-- Start Material provided --

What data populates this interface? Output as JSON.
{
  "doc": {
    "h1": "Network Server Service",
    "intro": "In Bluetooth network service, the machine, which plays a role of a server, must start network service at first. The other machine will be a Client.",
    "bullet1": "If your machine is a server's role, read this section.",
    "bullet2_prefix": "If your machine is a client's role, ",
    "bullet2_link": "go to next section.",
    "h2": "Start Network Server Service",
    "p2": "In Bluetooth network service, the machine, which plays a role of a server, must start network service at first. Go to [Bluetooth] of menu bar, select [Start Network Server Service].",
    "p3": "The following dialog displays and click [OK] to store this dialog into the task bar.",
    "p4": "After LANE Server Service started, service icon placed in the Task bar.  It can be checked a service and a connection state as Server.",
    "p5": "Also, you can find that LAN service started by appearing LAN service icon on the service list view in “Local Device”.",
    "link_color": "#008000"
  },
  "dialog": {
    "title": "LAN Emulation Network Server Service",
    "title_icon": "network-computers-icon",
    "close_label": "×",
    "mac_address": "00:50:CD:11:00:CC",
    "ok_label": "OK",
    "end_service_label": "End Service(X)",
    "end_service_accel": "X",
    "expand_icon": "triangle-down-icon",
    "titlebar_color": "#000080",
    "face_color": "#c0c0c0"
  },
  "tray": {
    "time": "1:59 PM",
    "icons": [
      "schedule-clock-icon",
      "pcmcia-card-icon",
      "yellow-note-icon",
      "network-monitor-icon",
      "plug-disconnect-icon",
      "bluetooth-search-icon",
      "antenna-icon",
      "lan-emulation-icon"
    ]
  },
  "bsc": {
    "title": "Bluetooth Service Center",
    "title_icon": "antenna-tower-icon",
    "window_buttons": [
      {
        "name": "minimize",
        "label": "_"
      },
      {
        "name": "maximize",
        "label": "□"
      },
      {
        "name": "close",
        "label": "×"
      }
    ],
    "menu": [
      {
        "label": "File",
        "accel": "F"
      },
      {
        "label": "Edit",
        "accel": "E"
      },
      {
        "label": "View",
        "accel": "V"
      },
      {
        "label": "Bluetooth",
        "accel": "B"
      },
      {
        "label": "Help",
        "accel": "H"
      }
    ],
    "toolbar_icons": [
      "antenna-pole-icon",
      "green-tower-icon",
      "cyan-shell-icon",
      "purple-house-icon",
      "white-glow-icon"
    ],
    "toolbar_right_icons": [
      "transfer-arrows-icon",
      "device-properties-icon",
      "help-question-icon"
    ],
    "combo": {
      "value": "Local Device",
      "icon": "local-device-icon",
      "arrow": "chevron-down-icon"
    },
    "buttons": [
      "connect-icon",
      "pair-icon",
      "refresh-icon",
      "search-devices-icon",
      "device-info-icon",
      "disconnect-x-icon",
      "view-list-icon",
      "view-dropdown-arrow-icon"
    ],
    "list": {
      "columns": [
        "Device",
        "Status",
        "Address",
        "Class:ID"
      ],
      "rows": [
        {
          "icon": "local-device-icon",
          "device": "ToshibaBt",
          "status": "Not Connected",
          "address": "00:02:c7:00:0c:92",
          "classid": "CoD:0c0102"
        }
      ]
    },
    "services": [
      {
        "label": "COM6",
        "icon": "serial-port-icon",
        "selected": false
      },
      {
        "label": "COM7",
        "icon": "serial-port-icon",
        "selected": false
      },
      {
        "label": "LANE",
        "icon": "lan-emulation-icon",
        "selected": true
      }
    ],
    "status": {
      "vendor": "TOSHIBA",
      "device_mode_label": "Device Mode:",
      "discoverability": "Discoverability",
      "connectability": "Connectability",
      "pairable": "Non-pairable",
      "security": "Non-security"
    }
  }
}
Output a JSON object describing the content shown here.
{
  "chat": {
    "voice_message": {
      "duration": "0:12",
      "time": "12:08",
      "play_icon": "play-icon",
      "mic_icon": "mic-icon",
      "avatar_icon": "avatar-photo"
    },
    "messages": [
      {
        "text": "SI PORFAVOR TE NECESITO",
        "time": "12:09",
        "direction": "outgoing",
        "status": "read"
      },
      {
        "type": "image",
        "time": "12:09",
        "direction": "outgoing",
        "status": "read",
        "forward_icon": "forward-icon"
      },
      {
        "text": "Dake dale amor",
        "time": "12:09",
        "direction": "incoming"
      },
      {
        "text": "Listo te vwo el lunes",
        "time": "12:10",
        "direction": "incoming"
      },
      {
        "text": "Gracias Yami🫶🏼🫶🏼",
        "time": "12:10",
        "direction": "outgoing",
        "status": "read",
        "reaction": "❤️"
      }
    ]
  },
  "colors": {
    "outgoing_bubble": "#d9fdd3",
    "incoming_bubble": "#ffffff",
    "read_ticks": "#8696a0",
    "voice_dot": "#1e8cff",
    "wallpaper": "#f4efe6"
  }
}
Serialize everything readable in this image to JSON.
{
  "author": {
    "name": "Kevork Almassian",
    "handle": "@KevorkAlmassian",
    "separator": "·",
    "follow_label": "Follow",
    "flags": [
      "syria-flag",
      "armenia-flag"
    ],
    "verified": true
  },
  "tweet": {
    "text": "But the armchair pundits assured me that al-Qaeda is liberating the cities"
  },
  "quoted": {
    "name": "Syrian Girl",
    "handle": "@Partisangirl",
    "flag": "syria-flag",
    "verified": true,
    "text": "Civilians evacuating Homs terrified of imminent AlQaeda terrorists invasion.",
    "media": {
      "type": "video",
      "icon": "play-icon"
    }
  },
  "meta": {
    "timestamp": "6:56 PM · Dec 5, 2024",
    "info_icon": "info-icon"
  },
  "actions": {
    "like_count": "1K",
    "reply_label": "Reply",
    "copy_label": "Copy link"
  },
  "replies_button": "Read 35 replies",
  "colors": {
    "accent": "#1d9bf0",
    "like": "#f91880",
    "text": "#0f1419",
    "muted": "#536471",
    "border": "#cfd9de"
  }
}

-- End Material provided --

#### [Instructions for the task]
Looking at the data above, show all lines where the word "name" occurs.

#### [Solution to the problem]
        "name": "minimize",
        "name": "maximize",
        "name": "close",
    "name": "Kevork Almassian",
    "name": "Syrian Girl",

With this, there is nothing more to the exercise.